**REQUIRED WORK**
Show all lines of the listing that hold the word "this".
--- --- ---
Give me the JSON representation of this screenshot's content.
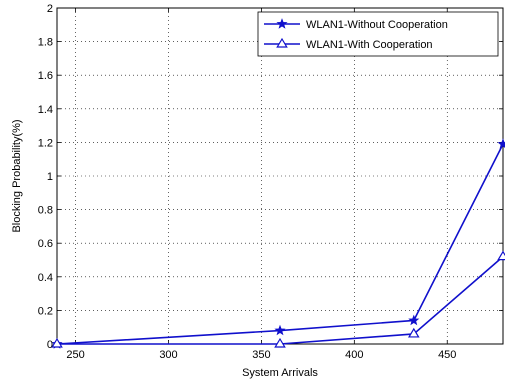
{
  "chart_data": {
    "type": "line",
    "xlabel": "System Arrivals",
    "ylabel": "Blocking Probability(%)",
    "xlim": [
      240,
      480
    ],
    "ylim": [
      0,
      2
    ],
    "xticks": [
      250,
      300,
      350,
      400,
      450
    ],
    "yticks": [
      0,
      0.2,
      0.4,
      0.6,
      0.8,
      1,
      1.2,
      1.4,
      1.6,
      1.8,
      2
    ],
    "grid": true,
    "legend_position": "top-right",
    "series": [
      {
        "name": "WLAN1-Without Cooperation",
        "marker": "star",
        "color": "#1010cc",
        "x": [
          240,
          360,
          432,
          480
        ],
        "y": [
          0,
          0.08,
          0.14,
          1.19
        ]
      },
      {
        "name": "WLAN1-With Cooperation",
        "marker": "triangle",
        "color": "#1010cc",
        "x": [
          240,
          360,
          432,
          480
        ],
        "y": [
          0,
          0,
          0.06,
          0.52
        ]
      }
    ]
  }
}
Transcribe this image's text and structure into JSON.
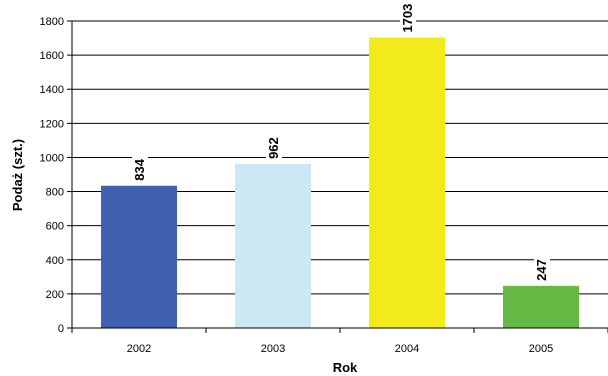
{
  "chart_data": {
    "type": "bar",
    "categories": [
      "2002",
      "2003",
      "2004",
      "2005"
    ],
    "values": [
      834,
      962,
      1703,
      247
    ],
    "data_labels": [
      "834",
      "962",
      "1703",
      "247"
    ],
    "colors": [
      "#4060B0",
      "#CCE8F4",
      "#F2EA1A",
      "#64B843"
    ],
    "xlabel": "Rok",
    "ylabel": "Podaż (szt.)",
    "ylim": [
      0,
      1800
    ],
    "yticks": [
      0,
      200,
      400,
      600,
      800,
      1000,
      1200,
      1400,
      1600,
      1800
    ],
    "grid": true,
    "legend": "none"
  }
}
--- --- ---
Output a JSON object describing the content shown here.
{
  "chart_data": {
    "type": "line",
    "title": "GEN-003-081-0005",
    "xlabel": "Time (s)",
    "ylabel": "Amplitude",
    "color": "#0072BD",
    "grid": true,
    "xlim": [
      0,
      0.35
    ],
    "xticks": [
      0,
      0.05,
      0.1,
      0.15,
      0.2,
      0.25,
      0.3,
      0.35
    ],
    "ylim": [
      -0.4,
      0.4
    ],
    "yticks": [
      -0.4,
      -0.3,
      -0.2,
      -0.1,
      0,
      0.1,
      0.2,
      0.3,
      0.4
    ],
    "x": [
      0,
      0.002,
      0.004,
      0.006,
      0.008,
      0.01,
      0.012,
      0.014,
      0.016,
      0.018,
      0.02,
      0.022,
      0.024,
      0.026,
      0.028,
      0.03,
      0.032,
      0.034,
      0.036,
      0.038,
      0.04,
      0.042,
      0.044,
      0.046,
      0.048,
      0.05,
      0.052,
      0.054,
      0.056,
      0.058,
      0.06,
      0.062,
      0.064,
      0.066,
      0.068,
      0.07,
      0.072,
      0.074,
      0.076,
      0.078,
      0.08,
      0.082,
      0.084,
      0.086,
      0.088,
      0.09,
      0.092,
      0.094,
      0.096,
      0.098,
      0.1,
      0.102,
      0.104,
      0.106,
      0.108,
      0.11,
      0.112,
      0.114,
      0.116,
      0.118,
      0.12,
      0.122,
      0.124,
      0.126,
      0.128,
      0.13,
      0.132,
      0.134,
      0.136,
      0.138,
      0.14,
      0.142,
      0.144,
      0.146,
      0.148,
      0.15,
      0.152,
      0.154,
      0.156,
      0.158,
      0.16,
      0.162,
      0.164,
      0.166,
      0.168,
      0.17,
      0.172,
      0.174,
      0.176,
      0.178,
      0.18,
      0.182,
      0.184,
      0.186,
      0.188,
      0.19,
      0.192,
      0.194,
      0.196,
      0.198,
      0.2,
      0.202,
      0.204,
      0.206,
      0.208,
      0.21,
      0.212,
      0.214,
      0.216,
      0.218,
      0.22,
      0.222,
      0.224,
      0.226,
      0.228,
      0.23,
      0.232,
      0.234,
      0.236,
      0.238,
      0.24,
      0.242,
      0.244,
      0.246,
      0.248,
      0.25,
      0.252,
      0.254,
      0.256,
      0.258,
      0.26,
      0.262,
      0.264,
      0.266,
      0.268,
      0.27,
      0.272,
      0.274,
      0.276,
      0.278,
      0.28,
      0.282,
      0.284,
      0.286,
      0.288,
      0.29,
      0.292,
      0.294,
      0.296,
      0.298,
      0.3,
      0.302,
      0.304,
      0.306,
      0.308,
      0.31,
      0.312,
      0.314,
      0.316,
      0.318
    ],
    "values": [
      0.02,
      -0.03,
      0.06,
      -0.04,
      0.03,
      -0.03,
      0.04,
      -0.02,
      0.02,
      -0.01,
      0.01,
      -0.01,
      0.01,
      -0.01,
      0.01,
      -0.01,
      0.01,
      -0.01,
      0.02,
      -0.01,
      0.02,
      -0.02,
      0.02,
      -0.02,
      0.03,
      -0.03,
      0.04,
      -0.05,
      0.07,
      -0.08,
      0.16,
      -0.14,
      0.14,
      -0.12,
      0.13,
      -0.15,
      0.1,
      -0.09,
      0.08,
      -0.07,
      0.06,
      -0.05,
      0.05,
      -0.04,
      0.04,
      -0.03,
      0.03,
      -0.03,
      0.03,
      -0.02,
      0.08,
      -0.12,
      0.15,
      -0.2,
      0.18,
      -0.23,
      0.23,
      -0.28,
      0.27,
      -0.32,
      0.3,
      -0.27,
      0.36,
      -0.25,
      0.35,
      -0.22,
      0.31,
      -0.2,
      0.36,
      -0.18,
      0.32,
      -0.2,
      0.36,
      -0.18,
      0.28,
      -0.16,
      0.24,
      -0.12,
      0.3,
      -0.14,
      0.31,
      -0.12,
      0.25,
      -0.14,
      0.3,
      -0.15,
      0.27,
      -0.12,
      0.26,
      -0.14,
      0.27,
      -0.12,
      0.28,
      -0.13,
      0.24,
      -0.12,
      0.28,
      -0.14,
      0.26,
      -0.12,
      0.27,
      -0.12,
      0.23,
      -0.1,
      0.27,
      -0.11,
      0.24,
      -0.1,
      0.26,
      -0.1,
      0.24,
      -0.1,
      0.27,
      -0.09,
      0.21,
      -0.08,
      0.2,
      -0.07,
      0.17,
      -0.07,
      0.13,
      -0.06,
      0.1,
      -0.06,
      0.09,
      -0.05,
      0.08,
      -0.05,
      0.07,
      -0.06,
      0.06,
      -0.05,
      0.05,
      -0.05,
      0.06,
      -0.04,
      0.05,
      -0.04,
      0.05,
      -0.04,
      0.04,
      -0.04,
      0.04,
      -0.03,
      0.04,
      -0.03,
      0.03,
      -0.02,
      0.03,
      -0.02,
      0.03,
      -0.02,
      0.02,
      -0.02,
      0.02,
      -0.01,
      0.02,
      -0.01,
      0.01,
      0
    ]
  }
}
--- --- ---
**ANSWER IN FULL**
Give me the JSON representation of this screenshot's content.
Transcribe this image's text and structure into JSON.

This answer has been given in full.